* [SET TASK]
Go on with the claims about the distributor and its contactors, picking up right after the last sentence shown.

* [GIVEN PASSAGE]
*-*-*
2. The distributor according to claim 1 , further comprising: a first inner shell disposed in the outer housing, the first contactor, the second contactor, the third contactor, and the pre-charge resistor being disposed in the first inner shell, an input terminal and an output terminal of the first contactor being disposed on the first inner shell, and an input terminal and an output terminal of the second contactor being disposed on the first inner shell.
3. The distributor according to claim 2 , wherein each of the first contactor and the second contactor comprises a main joining conductor, wherein
the main joining conductor is connected to a corresponding input terminal of the first contactor or the second contactor, and the main joining conductor is electrically connected to a corresponding output terminal of the first contactor or the second contactor; and
the third contactor comprises a pre-charge joining conductor, the pre-charge joining conductor and the pre-charge resistor are respectively connected to the corresponding input terminal and the corresponding output terminal, and the pre-charge joining conductor is electrically connected to the pre-charge resistor.
4. The distributor according to claim 3 , wherein a driving assembly is disposed in the first inner shell, and the driving assembly is configured to drive the main joining conductor to be electrically connected to the corresponding output terminal, and is configured to drive the pre-charge joining conductor to be electrically connected to the pre-charge resistor.
5. The distributor according to claim 4 ,
wherein the driving assembly comprises: a first fan-shaped portion, a second fan-shaped portion, and a third fan-shaped portion, wherein the main joining conductor comprises a first joining conductor and a second joining conductor, the first fan-shaped portion is configured to exert a push on the first joining conductor and release the push on the first joining conductor, the second fan-shaped portion is configured to exert a push on the second joining conductor and release the push on the second joining conductor, the third fan-shaped portion is configured to exert a push on the pre-charge joining conductor and release the push on the pre-charge joining conductor, the first joining conductor is connected to the input terminal of the first contactor, the first joining conductor is electrically connected to the output terminal of the first contactor, the second joining conductor is connected to the input terminal of the second contactor, and the second joining conductor is electrically connected to the output terminal of the second contactor,
wherein the first joining conductor is disposed opposite to the output terminal of the first contactor, the second joining conductor is disposed opposite to the output terminal of the second contactor, wherein when the first fan-shaped portion pushes the first joining conductor, the first joining conductor is connected to the output terminal of the first contactor, when the second fan-shaped portion pushes the second joining conductor, the second joining conductor is connected to the output terminal of the second contactor, and when the third fan-shaped portion pushes the pre-charge joining conductor, the pre-charge joining conductor is connected to the pre-charge resistor.
*-*-*
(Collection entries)
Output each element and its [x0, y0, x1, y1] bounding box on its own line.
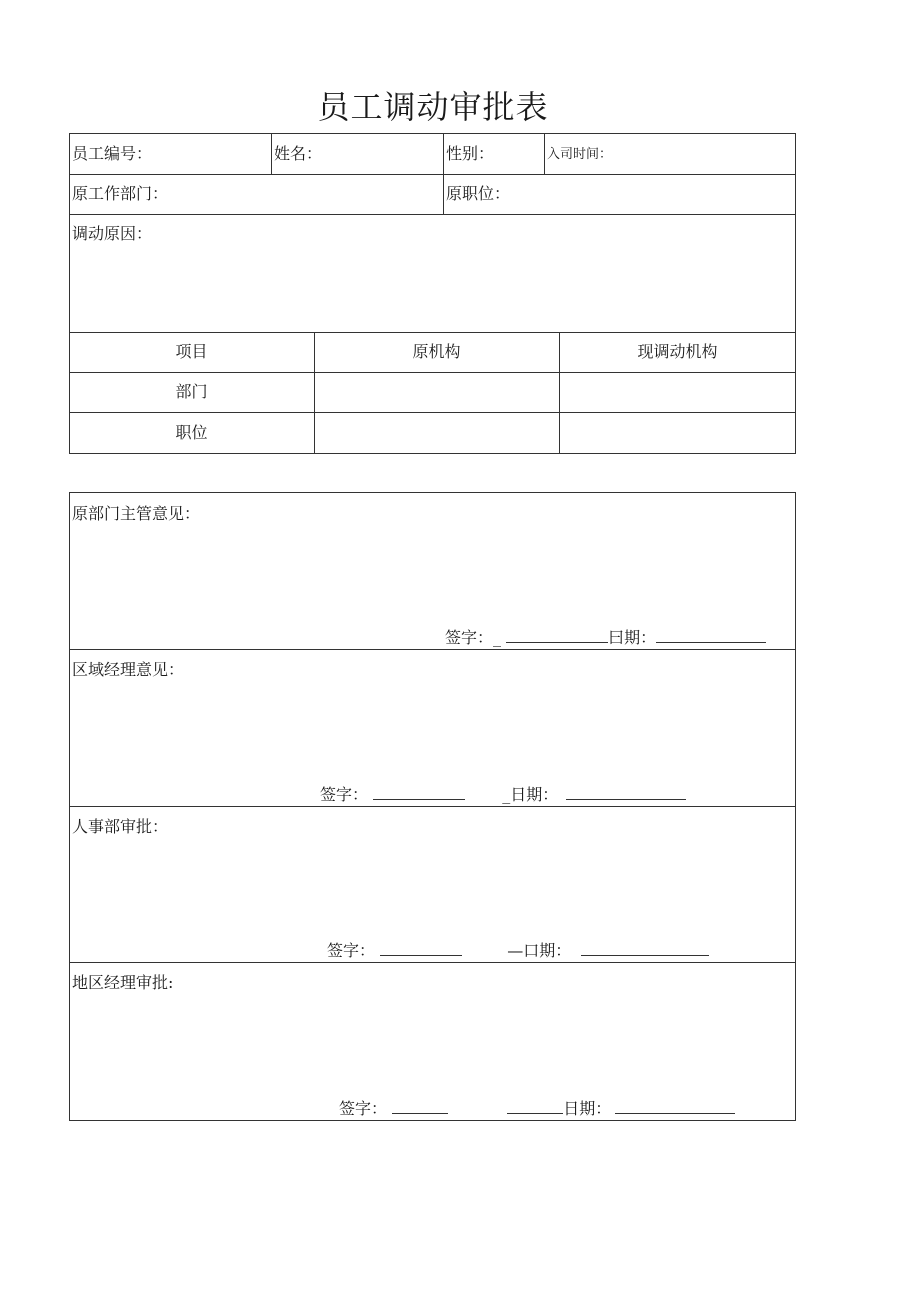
dept-manager-opinion-label: 原部门主管意见：: [72, 504, 201, 523]
date-line[interactable]: [656, 628, 766, 643]
signature-label: 签字：_: [445, 628, 502, 647]
form-title: 员工调动审批表: [317, 88, 549, 126]
compare-header-new: 现调动机构: [637, 342, 718, 361]
join-date-label: 入司时间：: [547, 147, 613, 162]
transfer-reason-label: 调动原因：: [72, 224, 153, 243]
signature-label: 签字：: [339, 1099, 388, 1118]
name-label: 姓名：: [274, 144, 323, 163]
original-department-label: 原工作部门：: [72, 184, 169, 203]
signature-line[interactable]: [392, 1099, 448, 1114]
employee-id-label: 员工编号：: [72, 144, 153, 163]
signature-line[interactable]: [373, 785, 465, 800]
original-position-label: 原职位：: [446, 184, 511, 203]
employee-info-table: [69, 133, 796, 454]
date-label: —口期：: [507, 941, 572, 960]
area-manager-approval-label: 地区经理审批:: [72, 973, 174, 992]
hr-approval-label: 人事部审批：: [72, 817, 169, 836]
signature-label: 签字：: [327, 941, 376, 960]
date-label: _日期：: [502, 785, 559, 804]
date-line[interactable]: [566, 785, 686, 800]
signature-label: 签字：: [320, 785, 369, 804]
compare-header-item: 项目: [175, 342, 208, 361]
area-manager-signature: [339, 1099, 735, 1119]
date-label: 曰期：: [608, 628, 657, 647]
regional-manager-signature: [320, 785, 686, 805]
signature-line[interactable]: [506, 628, 608, 643]
compare-row-department: 部门: [175, 382, 208, 401]
signature-line[interactable]: [380, 941, 462, 956]
regional-manager-opinion-label: 区域经理意见：: [72, 660, 185, 679]
date-label: 日期：: [563, 1099, 612, 1118]
date-line[interactable]: [615, 1099, 735, 1114]
date-line[interactable]: [581, 941, 709, 956]
dept-manager-signature: [445, 628, 766, 648]
gender-label: 性别：: [446, 144, 495, 163]
compare-header-original: 原机构: [412, 342, 461, 361]
hr-signature: [327, 941, 709, 961]
date-prefix-line[interactable]: [507, 1099, 563, 1114]
compare-row-position: 职位: [175, 423, 208, 442]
*-*-*
* [RESPONSE]
6. The distributor according to claim 5 , wherein:
the driving assembly further comprises: a first power source and a first transmission rod, wherein the first power source is connected to an end portion of the first transmission rod and is configured to drive the first transmission rod to rotate, the first fan-shaped portion, the second fan-shaped portion, and the third fan-shaped portion are disposed on the first transmission rod, the first fan-shaped portion, the second fan-shaped portion, and the third fan-shaped portion rotate synchronously around a first axis, wherein the first axis coincides with an axis of the first transmission rod; and
in a rotation process, the first fan-shaped portion, the second fan-shaped portion, and the third fan-shaped portion respectively exert a push on the first joining conductor, the second joining conductor, and the pre-charge joining conductor and respectively release the push on the first joining conductor, the second joining conductor, and the pre-charge joining conductor.
7. The distributor according to claim 1 , further comprising: a second inner shell disposed in the outer housing, the fourth contactor and the fifth contactor being disposed in the second inner shell, an input terminal and an output terminal of the fourth contactor being disposed on the second inner shell, and an input terminal and an output terminal of the fifth contactor being disposed on the second inner shell.
8. The distributor according to claim 7 , wherein:
a first transmission assembly, a first driving coil, and a second driving coil are disposed in the second inner shell, and each of the fourth contactor and the fifth contactor comprises a main joining conductor, wherein the main joining conductor is connected to a corresponding input terminal of the fourth contactor or the fifth contactor; and
the first transmission assembly comprises a first micro switch and a first driven member, the first micro switch is in power connection with the first driven member, the first driven member is connected to the main joining conductor, the first driving coil and the second driving coil are configured to drive the first micro switch to move toward a first direction by generating a magnetic force after being energized to drive the main joining conductor to be connected to a corresponding output terminal of the fourth contactor or the fifth contactor, or the first driving coil and the second driving coil are configured to drive the first micro switch to move toward a second direction to drive the main joining conductor to be disconnected from the corresponding output terminal.
9. The distributor according to claim 8 ,
wherein the first driving coil and the second driving coil are spaced apart, and the first micro switch is rotatably mounted between the first driving coil and the second driving coil around a second axis,
wherein the first driving coil and the second driving coil are configured to drive the first micro switch to rotate around the second axis toward the first direction or the second direction.
10. The distributor according to claim 9 , wherein:
the first transmission assembly further comprises a first transmission gear, wherein the first transmission gear comprises a first gear portion rotating around a third axis, the first micro switch comprises a first arc-shaped tooth portion rotating around the second axis, and the first gear portion and the first arc-shaped tooth portion are in meshing transmission through a tooth structure; and
the first transmission gear further comprises a second gear portion rotating around the third axis, the first driven member comprises a first rack portion, and the second gear portion and the first rack portion are in meshing transmission through the tooth structure.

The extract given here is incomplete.